### STATED EXERCISE
Write out the records below word for word. Begin at the line that has "318, 74, 358]" and stop after the line that has "147, 2052, 171]".

### SUPPLIED MATERIAL
+ + + +
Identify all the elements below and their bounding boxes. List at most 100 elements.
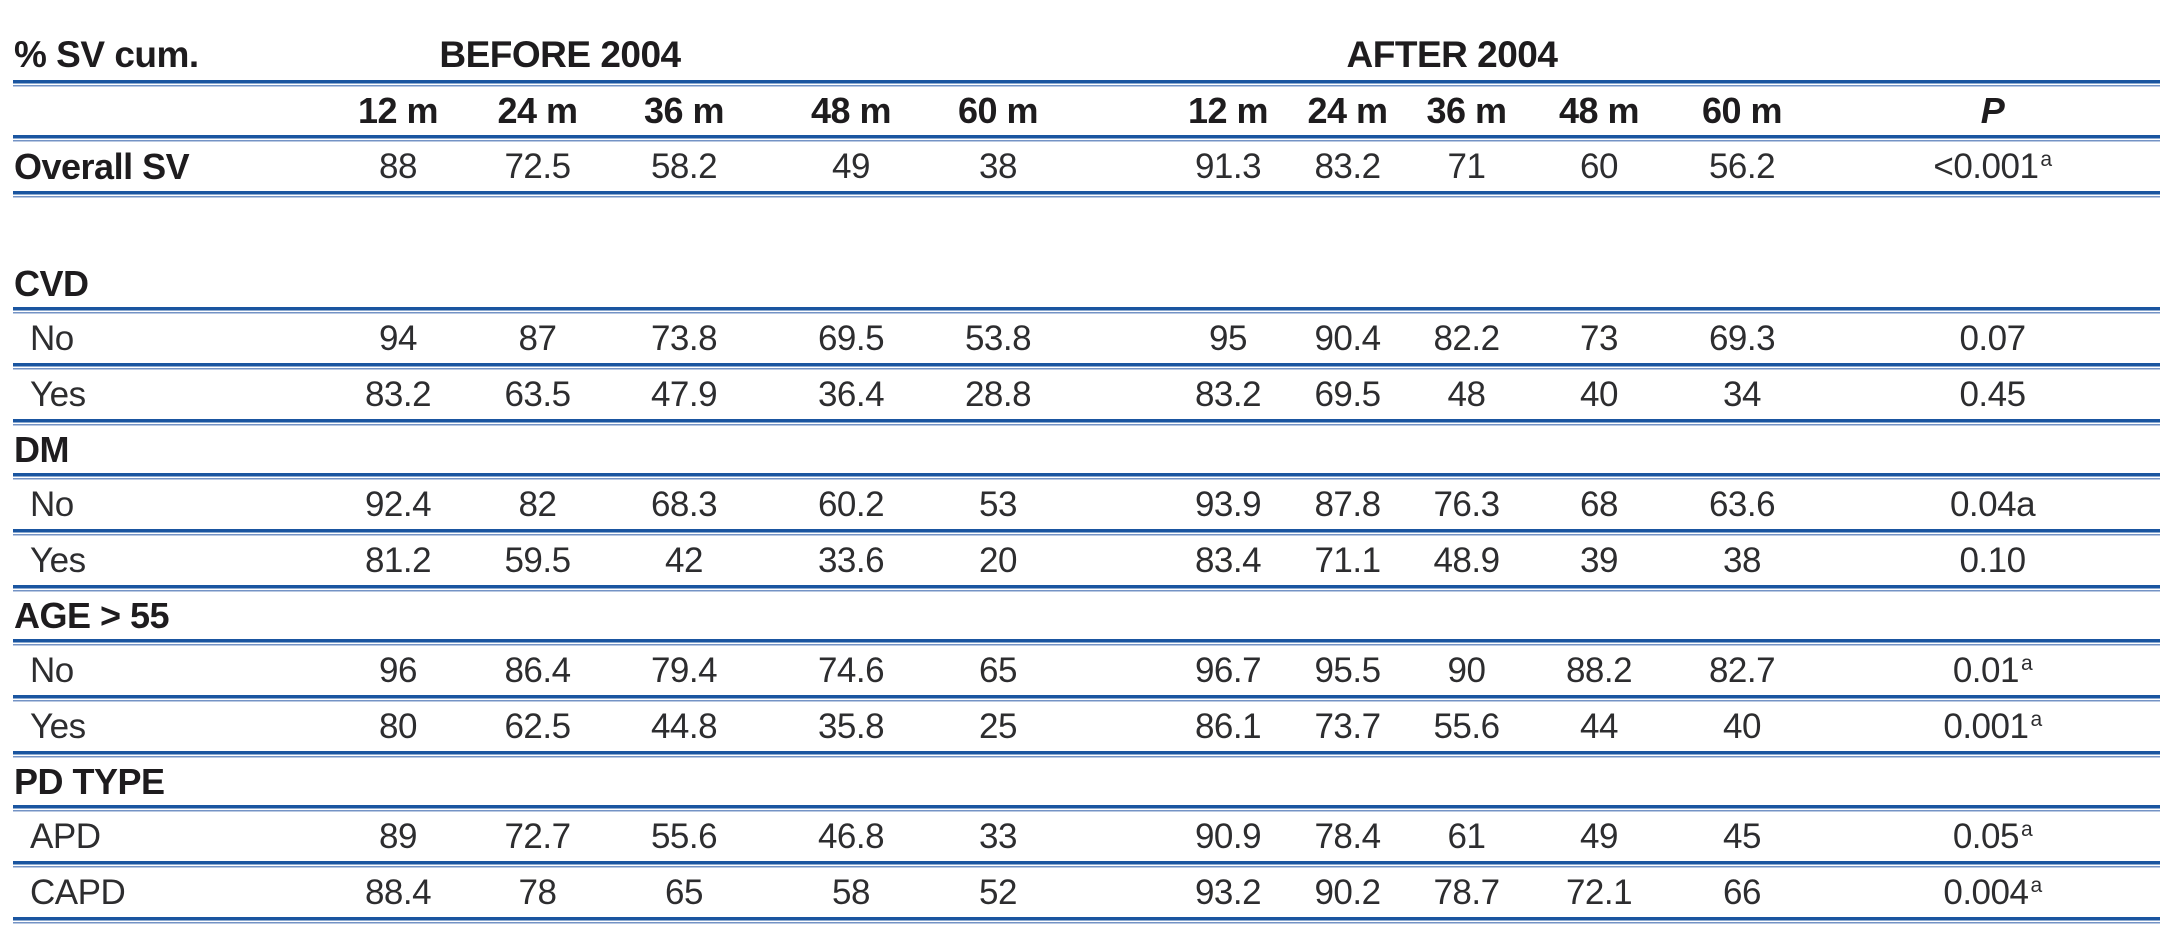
row-label: No	[30, 318, 74, 358]
group-header-row: % SV cum. BEFORE 2004 AFTER 2004	[0, 16, 2173, 80]
table-row: No 94 87 73.8 69.5 53.8 95 90.4 82.2 73 69.3 0.07	[0, 314, 2173, 363]
value-cell-before: 79.4	[650, 650, 718, 690]
value-cell-after: 69.3	[1708, 318, 1776, 358]
value-cell-after: 55.6	[1433, 706, 1500, 746]
value-cell-before: 62.5	[504, 706, 571, 746]
p-value-cell: 0.04a	[1949, 484, 2036, 524]
p-value-cell: 0.10	[1959, 540, 2026, 580]
p-superscript: a	[2040, 147, 2052, 171]
col-header-after-36m: 36 m	[1426, 90, 1507, 131]
value-cell-after: 91.3	[1194, 146, 1262, 186]
value-cell-after: 93.2	[1194, 872, 1262, 912]
col-header-before-36m: 36 m	[643, 90, 725, 131]
p-superscript: a	[2030, 707, 2042, 731]
value-cell-after: 93.9	[1194, 484, 1262, 524]
horizontal-rule	[13, 805, 2160, 812]
section-label: AGE > 55	[14, 594, 170, 636]
value-cell-before: 87	[518, 318, 557, 358]
value-cell-before: 49	[832, 146, 870, 186]
value-cell-after: 82.7	[1708, 650, 1776, 690]
p-value-cell: 0.004a	[1943, 872, 2042, 912]
value-cell-after: 73.7	[1314, 706, 1381, 746]
p-superscript: a	[2030, 873, 2042, 897]
value-cell-after: 83.4	[1194, 540, 1262, 580]
value-cell-before: 55.6	[650, 816, 718, 856]
value-cell-before: 58.2	[650, 146, 718, 186]
value-cell-after: 71	[1447, 146, 1486, 186]
value-cell-after: 83.2	[1314, 146, 1381, 186]
value-cell-before: 65	[979, 650, 1017, 690]
value-cell-after: 34	[1723, 374, 1761, 414]
value-cell-after: 48	[1447, 374, 1486, 414]
value-cell-after: 78.4	[1314, 816, 1381, 856]
value-cell-after: 48.9	[1433, 540, 1500, 580]
value-cell-before: 81.2	[364, 540, 432, 580]
horizontal-rule	[13, 529, 2160, 536]
p-value-cell: 0.01a	[1952, 650, 2033, 690]
table-row: CAPD 88.4 78 65 58 52 93.2 90.2 78.7 72.1 66 0.004a	[0, 868, 2173, 917]
value-cell-before: 65	[665, 872, 703, 912]
section-row: CVD	[0, 260, 2173, 307]
row-label: Overall SV	[14, 145, 190, 187]
table-row: Overall SV 88 72.5 58.2 49 38 91.3 83.2 71 60 56.2…	[0, 142, 2173, 191]
table-row: No 96 86.4 79.4 74.6 65 96.7 95.5 90 88.2 82.7 0.01…	[0, 646, 2173, 695]
value-cell-after: 71.1	[1314, 540, 1381, 580]
value-cell-before: 60.2	[817, 484, 885, 524]
value-cell-after: 88.2	[1565, 650, 1633, 690]
row-label: Yes	[30, 374, 86, 414]
section-label: CVD	[14, 262, 89, 304]
value-cell-before: 58	[832, 872, 870, 912]
value-cell-before: 47.9	[650, 374, 718, 414]
value-cell-after: 63.6	[1708, 484, 1776, 524]
value-cell-before: 59.5	[504, 540, 571, 580]
value-cell-before: 46.8	[817, 816, 885, 856]
row-label: CAPD	[30, 872, 126, 912]
value-cell-before: 52	[979, 872, 1017, 912]
row-label: No	[30, 650, 74, 690]
horizontal-rule	[13, 473, 2160, 480]
paper-survival-table: % SV cum. BEFORE 2004 AFTER 2004 12 m 24…	[0, 16, 2173, 924]
value-cell-before: 36.4	[817, 374, 885, 414]
value-cell-before: 72.7	[504, 816, 571, 856]
value-cell-after: 38	[1723, 540, 1761, 580]
horizontal-rule	[13, 585, 2160, 592]
p-superscript: a	[2020, 651, 2033, 675]
value-cell-before: 35.8	[817, 706, 885, 746]
value-cell-after: 90.4	[1314, 318, 1381, 358]
value-cell-before: 96	[379, 650, 417, 690]
value-cell-after: 66	[1723, 872, 1761, 912]
p-value-cell: 0.001a	[1943, 706, 2042, 746]
horizontal-rule	[13, 191, 2160, 198]
p-value-cell: 0.45	[1959, 374, 2026, 414]
value-cell-before: 73.8	[650, 318, 718, 358]
value-cell-before: 94	[379, 318, 417, 358]
value-cell-after: 68	[1580, 484, 1618, 524]
group-header-before: BEFORE 2004	[439, 34, 681, 75]
value-cell-after: 95.5	[1314, 650, 1381, 690]
col-header-before-48m: 48 m	[810, 90, 892, 131]
value-cell-before: 82	[518, 484, 557, 524]
value-cell-after: 61	[1447, 816, 1486, 856]
value-cell-before: 74.6	[817, 650, 885, 690]
horizontal-rule	[13, 307, 2160, 314]
value-cell-after: 49	[1580, 816, 1618, 856]
horizontal-rule	[13, 751, 2160, 758]
value-cell-before: 28.8	[964, 374, 1032, 414]
col-header-before-24m: 24 m	[497, 90, 578, 131]
value-cell-after: 60	[1580, 146, 1618, 186]
value-cell-after: 86.1	[1194, 706, 1262, 746]
value-cell-before: 53.8	[964, 318, 1032, 358]
row-label: Yes	[30, 540, 86, 580]
value-cell-before: 42	[665, 540, 703, 580]
value-cell-before: 92.4	[364, 484, 432, 524]
p-value-cell: 0.05a	[1952, 816, 2033, 856]
value-cell-before: 53	[979, 484, 1017, 524]
p-superscript: a	[2020, 817, 2033, 841]
row-label: Yes	[30, 706, 86, 746]
table-row: Yes 81.2 59.5 42 33.6 20 83.4 71.1 48.9 39 38 0.10	[0, 536, 2173, 585]
value-cell-before: 88	[379, 146, 417, 186]
column-header-row: 12 m 24 m 36 m 48 m 60 m 12 m 24 m 36 m …	[0, 87, 2173, 135]
table-gap	[0, 198, 2173, 260]
value-cell-after: 87.8	[1314, 484, 1381, 524]
value-cell-after: 69.5	[1314, 374, 1381, 414]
+ + + +
### FULL ANSWER
row-label: No	[30, 318, 74, 358]
group-header-row: % SV cum. BEFORE 2004 AFTER 2004	[0, 16, 2173, 80]
table-row: No 94 87 73.8 69.5 53.8 95 90.4 82.2 73 69.3 0.07	[0, 314, 2173, 363]
value-cell-before: 79.4	[650, 650, 718, 690]
value-cell-after: 69.3	[1708, 318, 1776, 358]
value-cell-after: 55.6	[1433, 706, 1500, 746]
value-cell-before: 62.5	[504, 706, 571, 746]
p-value-cell: 0.04a	[1949, 484, 2036, 524]
p-value-cell: 0.10	[1959, 540, 2026, 580]
p-superscript: a	[2040, 147, 2052, 171]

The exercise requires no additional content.